Abstract
Streptococcus salivarius, the most predominant human oral microbiota, is rarely associated with neonatal sepsis. This report aims to describe a rare culture‐proven case of early‐onset sepsis in a 3‐day‐old boy with isolated high‐grade fever. Streptococcus salivarius was isolated in two consecutive hemocultures and unexpectedly resistant to the conventional empirical antibiotics.
Keywords: multi‐drug resistance, neonatal sepsis, newborn, Streptococcus salivarius
1. INTRODUCTION
Early‐onset sepsis (EOS) remains a potential life‐threatening condition for newborns, with the incidence of culture‐proven sepsis of 1.08 cases per 1000 live births. 1 The symptoms are non‐specific and appear during the first seven days of life. 2 It is usually due to the intrapartum transmission of bacteria either from the aspiration of contaminated amniotic fluid or from the birth canal during vaginal delivery. 3 The most frequent pathogens are Escherichia coli and Group B Streptococcus (GBS). 1 However, neonatal sepsis can also be associated with other rare bacteria, including the viridans group streptococci (VGS). We are presenting a case of EOS in a febrile neonate due to multi‐drug‐resistant Streptococcus salivarius, isolated in two hemocultures. This α‐hemolytic is known as the most predominant microbiota colonizing the buccal mucosa and dorsal lingual epithelium. 4 It is the least pathogenic VGS, and mostly considered as insignificant or contaminant. 5 Identified in 1906, it was phenotypically similar to Streptococcus bovis, which is significantly linked to bacteremia and endocarditis. 6 Streptococcus bovis was also reported to have caused sporadic cases of bacteremia and meningitis in children. 7
2. CASE REPORT
An inborn, full‐term, male infant was born by vaginal delivery after an uneventful pregnancy, to an afebrile mother, 28‐year‐old, gravida 2 para 1. It was an imminent birth without perinatal asphyxia. There was neither history of suspected intra‐amniotic infection nor prolonged prelabor rupture of membranes. He was observed in Well‐Baby Nursery for 24 h due to meconium‐stained amniotic fluid and later discharged to maternal ward.

### [Dataset records]

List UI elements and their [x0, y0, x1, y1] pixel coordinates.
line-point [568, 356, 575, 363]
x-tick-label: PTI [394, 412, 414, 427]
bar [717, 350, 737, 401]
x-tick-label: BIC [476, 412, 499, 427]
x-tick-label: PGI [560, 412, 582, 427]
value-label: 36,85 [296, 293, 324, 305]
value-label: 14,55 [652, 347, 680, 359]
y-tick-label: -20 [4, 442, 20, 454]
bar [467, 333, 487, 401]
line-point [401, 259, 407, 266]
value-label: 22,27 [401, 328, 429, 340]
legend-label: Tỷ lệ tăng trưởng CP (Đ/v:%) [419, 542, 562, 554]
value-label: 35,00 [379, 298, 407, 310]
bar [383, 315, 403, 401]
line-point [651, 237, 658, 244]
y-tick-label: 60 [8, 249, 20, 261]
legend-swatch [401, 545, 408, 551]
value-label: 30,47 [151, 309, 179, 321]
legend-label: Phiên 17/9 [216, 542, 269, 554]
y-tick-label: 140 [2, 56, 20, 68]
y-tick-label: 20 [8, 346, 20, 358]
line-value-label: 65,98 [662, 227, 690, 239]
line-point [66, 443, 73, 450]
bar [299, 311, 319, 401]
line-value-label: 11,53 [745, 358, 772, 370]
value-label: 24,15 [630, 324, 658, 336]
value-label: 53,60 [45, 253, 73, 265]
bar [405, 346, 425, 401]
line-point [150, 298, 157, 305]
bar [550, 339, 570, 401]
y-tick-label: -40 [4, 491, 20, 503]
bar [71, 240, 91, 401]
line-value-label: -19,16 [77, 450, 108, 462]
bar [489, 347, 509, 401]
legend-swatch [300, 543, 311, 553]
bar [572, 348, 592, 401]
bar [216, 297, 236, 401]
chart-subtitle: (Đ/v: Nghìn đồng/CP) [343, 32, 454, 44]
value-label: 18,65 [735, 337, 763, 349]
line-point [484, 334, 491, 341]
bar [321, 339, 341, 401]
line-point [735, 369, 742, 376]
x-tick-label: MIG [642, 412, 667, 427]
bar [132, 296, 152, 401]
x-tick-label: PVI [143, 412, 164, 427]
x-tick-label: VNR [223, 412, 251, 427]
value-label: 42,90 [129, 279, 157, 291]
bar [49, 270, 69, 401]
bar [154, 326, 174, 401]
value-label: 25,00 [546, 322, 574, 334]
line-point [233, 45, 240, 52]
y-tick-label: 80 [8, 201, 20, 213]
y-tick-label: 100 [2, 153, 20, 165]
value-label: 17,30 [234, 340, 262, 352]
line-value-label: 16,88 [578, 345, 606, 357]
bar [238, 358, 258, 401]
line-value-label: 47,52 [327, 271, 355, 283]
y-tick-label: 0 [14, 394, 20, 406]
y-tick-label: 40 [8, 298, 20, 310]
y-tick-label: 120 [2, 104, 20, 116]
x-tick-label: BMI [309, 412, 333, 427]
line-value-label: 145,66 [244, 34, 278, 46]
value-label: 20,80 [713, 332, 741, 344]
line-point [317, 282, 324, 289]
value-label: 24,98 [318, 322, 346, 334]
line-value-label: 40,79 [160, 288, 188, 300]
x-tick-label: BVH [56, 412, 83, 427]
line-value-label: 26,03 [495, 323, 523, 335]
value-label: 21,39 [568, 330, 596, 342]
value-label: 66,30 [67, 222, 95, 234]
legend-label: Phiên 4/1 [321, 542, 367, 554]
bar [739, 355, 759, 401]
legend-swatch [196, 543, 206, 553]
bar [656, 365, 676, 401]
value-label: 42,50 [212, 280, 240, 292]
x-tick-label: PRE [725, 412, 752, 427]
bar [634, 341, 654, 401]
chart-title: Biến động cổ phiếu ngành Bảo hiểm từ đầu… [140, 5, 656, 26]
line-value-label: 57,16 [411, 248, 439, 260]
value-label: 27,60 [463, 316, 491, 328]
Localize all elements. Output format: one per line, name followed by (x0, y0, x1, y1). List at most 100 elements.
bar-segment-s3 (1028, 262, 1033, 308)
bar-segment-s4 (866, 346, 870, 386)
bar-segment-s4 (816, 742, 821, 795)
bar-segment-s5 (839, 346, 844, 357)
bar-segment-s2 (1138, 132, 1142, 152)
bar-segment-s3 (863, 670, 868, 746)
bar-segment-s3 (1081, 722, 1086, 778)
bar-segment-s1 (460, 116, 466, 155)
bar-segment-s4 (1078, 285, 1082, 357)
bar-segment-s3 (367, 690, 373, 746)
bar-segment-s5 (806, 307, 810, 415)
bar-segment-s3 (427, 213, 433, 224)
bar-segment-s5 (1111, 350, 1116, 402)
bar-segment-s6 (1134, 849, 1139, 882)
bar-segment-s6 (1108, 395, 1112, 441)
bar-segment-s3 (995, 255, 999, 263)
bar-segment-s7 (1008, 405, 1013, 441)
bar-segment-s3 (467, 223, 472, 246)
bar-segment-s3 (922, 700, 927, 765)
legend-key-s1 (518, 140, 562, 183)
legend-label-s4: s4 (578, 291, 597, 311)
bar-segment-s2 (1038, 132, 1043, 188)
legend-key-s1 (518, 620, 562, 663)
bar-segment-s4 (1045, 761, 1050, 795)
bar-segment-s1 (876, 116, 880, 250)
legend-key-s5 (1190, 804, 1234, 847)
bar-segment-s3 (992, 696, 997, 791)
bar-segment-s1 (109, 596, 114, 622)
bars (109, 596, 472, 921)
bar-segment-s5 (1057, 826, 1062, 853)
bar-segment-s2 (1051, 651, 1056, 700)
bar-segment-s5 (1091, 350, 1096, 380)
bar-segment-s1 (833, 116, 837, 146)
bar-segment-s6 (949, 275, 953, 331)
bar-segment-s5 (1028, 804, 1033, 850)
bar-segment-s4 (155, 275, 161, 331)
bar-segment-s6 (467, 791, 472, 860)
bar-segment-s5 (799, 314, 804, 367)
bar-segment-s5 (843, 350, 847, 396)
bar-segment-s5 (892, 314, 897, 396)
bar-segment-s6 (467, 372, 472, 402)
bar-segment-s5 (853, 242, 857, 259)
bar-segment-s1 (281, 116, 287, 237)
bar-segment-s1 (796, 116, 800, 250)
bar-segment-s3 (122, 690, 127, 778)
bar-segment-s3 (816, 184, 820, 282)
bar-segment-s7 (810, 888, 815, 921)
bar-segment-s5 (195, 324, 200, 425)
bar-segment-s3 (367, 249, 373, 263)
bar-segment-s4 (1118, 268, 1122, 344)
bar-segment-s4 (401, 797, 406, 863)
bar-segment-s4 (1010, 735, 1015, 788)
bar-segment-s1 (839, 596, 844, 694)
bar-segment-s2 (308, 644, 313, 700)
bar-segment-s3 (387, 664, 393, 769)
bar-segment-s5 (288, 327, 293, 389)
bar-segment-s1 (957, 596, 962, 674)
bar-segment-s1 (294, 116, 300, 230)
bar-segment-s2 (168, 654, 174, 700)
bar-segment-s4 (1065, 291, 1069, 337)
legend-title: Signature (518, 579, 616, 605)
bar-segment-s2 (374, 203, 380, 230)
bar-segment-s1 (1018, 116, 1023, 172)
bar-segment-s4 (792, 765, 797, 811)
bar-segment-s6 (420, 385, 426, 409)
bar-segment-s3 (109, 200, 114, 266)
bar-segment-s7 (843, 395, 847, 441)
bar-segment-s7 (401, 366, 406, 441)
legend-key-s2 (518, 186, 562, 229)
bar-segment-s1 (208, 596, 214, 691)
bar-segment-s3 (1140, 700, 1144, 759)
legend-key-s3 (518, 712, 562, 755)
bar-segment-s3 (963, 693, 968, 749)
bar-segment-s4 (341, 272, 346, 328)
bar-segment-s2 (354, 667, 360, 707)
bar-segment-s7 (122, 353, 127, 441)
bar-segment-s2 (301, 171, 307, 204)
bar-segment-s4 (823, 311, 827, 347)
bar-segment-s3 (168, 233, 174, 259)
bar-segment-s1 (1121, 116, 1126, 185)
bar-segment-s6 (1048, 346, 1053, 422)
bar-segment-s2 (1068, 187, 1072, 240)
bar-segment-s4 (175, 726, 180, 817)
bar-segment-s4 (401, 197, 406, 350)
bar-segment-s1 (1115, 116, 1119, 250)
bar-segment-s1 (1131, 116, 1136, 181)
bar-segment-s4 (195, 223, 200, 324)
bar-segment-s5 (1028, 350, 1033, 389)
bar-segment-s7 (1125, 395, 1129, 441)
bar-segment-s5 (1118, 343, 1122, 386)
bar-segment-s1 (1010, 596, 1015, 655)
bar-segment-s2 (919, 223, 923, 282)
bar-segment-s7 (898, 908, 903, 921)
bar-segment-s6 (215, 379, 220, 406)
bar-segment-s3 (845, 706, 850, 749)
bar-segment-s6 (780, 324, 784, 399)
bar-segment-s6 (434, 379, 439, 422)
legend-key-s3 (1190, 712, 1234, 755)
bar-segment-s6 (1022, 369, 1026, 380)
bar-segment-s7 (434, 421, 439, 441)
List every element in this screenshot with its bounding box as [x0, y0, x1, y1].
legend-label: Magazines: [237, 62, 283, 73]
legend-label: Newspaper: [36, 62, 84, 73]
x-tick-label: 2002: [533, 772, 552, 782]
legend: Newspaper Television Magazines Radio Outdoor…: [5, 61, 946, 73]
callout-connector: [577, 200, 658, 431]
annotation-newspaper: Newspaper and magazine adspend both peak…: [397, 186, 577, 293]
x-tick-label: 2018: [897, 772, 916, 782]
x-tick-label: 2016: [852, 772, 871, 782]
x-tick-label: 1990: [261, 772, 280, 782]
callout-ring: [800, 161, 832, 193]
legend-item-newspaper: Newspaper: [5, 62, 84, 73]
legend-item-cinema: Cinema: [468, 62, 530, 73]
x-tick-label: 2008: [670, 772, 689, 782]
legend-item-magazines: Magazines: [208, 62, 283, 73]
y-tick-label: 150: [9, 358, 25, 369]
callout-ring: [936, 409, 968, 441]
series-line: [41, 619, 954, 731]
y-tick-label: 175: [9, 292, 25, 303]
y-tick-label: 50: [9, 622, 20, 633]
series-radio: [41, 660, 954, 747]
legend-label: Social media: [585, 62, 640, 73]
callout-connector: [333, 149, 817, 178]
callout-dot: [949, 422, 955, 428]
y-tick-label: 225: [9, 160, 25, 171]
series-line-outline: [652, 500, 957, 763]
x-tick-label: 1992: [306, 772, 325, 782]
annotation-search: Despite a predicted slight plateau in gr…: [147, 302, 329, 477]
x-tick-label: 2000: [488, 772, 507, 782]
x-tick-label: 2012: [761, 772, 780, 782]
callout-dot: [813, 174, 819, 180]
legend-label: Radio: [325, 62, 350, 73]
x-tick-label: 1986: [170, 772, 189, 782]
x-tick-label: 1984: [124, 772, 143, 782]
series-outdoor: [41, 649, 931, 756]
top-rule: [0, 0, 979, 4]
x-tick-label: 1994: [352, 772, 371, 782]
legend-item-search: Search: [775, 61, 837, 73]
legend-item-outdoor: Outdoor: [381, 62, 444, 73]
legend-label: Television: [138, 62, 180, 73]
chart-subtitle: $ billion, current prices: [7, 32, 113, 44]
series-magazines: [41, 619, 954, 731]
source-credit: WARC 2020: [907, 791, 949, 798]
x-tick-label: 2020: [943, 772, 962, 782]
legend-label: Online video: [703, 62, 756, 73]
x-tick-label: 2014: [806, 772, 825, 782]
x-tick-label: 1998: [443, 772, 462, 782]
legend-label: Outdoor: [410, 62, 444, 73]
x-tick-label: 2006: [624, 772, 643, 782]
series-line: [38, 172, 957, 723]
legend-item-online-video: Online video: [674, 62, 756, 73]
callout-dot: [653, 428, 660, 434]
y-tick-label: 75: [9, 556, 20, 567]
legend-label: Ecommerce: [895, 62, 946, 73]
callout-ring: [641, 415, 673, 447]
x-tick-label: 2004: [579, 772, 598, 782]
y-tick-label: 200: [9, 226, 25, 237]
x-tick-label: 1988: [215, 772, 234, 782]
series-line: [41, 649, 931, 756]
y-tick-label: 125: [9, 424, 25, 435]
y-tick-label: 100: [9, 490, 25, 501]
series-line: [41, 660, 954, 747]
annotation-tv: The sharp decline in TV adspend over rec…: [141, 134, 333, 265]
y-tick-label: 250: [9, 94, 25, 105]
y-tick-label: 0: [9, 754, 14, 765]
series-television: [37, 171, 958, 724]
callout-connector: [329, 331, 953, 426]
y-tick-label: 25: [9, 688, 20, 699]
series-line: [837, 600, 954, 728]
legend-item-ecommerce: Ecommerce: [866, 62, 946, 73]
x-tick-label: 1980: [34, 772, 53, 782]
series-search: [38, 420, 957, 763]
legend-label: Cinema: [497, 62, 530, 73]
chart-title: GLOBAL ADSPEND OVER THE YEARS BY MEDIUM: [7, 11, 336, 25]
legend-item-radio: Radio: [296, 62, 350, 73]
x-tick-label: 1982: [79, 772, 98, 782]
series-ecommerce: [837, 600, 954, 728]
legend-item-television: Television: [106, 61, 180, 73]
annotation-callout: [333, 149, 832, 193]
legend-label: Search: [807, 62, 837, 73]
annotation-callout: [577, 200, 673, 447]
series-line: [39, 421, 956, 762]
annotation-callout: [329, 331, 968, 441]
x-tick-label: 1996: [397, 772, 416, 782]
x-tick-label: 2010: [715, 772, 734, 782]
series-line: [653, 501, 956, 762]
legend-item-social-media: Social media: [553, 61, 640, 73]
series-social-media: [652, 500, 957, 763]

### [Task prompt]
Answer from the neonatal sepsis case report:
1. What incidence of culture-proven early-onset sepsis does it give?
2. In how many hemocultures was Streptococcus salivarius isolated?
3. For how long was the infant observed in the Well-Baby Nursery, and for what reason?

### [Task result]
1. 1.08 cases per 1000 live births.
2. Two consecutive hemocultures.
3. For 24 hours, due to meconium-stained amniotic fluid.